Objetivo A: Reescreva a passagem do trecho fornecido que começa em "É certo que" e termina em "ato como sentença.", trocando "magistrado" por "juiz".
Objetivo B: De acordo com o trecho fornecido, o que efetivamente encerrava o processo?

Trecho fornecido:
# # #

Ainda nesta esteira, Fux atestava que o que se encerrava com a sentença era o procedimento de primeiro grau, pois os recursos faziam da decisão apenas uma "possibilidade de sentença". [94]

Assim, é possível perceber que, tecnicamente, o processo não terminava com a prolação da sentença, mas tão somente encerrava a fase de primeiro grau. O que encerrava o processo, na verdade, era o esgotamento das vias impugnativas e o advento da coisa julgada formal. [95]

Ademais, a própria lei se contradizia ao prever em seu artigo 915 o procedimento especial de prestação de contas. Tal procedimento é composto por duas fases, sendo a primeira a de verificar se existe ou não o direito de exigir a prestação de contas afirmado pelo demandante; e a segunda que só se instaura se ficar acertada a existência da obrigação do demandado de prestar contas, destinando-se à verificação destas e do saldo eventualmente existente em favor de qualquer dos sujeitos da relação jurídica de direito material. [96] Assim, são proferidas sentenças sucessivas que não acarretam o termo do processo. Como bem salienta Alexandre Câmara:

É certo que o Código de Processo Civil, em seu artigo 915, §§ 1° e 2°, denomina tal provimento de sentença. Não é menos certo, porém, que este provimento não põe termo ao ofício de julgar do magistrado (ou, para usar a linguagem do Código, não põe termo ao processo). Assim, à luz da definição de sentença contida no artigo 162, § 1°, do CPC, não se poderia considerar este ato como sentença.

# # #

Material fornecido:
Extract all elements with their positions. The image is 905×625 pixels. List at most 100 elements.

# # #

Resposta redigida A:
É certo que o Código de Processo Civil, em seu artigo 915, §§ 1° e 2°, denomina tal provimento de sentença. Não é menos certo, porém, que este provimento não põe termo ao ofício de julgar do juiz (ou, para usar a linguagem do Código, não põe termo ao processo). Assim, à luz da definição de sentença contida no artigo 162, § 1°, do CPC, não se poderia considerar este ato como sentença.

Resposta redigida B: O esgotamento das vias impugnativas e o advento da coisa julgada formal.